■ Excerpted data:
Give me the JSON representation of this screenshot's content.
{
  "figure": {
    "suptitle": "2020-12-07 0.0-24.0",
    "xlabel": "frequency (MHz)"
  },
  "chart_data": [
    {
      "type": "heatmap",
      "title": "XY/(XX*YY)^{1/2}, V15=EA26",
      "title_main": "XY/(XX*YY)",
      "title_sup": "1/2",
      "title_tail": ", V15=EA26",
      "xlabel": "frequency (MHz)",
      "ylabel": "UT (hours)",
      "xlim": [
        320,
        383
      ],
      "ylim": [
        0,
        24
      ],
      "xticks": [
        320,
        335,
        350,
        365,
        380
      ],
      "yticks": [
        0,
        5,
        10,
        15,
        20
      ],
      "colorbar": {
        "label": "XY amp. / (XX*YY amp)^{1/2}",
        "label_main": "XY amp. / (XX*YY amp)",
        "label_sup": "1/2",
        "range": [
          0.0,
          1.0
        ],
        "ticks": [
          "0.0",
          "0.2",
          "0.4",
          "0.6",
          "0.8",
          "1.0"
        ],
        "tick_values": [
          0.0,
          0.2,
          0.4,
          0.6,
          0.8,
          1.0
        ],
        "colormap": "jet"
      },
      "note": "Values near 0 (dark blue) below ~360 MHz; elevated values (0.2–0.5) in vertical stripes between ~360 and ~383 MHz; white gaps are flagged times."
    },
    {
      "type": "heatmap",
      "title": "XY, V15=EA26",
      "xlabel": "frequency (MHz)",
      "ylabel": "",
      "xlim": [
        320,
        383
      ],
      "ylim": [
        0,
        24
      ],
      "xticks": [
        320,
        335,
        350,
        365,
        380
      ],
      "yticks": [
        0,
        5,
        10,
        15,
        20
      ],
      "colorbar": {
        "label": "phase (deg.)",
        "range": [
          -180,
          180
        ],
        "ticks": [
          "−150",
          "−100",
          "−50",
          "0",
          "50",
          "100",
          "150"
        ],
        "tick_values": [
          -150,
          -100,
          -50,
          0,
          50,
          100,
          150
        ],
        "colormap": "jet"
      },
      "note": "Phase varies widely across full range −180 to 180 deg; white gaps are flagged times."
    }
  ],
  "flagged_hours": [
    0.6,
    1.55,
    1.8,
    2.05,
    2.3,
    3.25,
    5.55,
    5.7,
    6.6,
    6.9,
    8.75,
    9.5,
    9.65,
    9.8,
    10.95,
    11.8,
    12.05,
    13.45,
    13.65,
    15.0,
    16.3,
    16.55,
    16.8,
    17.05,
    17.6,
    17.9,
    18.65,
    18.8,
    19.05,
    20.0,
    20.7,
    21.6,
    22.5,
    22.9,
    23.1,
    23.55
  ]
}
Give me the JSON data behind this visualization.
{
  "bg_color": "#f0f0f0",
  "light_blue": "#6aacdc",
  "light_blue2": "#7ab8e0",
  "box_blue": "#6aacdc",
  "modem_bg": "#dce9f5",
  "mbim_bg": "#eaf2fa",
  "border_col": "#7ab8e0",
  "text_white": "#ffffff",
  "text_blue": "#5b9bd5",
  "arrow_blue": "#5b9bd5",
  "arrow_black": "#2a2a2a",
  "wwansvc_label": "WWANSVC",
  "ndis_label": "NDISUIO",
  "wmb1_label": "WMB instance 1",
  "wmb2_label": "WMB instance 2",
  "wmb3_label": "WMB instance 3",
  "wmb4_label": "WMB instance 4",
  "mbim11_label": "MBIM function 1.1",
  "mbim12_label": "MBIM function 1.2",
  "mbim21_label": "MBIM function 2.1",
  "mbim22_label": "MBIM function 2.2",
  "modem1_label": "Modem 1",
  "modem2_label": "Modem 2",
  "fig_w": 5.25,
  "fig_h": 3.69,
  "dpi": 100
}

...

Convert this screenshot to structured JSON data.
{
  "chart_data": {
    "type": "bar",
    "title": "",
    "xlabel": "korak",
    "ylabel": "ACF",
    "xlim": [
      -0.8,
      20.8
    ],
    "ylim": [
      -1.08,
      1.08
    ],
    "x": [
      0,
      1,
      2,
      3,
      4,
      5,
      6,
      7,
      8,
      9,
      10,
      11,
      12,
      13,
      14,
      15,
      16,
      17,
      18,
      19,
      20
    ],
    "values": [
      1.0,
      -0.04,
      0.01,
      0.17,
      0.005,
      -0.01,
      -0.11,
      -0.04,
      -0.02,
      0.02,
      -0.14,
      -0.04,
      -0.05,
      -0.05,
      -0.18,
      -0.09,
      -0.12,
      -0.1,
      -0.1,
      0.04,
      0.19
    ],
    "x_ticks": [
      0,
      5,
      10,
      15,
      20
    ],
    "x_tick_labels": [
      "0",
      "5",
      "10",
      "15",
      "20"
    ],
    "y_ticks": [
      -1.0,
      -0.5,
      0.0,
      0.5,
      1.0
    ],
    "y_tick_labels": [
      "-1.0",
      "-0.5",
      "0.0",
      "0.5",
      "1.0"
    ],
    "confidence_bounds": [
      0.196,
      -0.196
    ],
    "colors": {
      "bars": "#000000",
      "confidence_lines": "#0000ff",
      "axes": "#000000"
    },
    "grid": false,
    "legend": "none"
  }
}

■ The problem: Report every line in the data above in which the word "times" appears.

■ Solution to this task:
      "note": "Values near 0 (dark blue) below ~360 MHz; elevated values (0.2–0.5) in vertical stripes between ~360 and ~383 MHz; white gaps are flagged times."
      "note": "Phase varies widely across full range −180 to 180 deg; white gaps are flagged times."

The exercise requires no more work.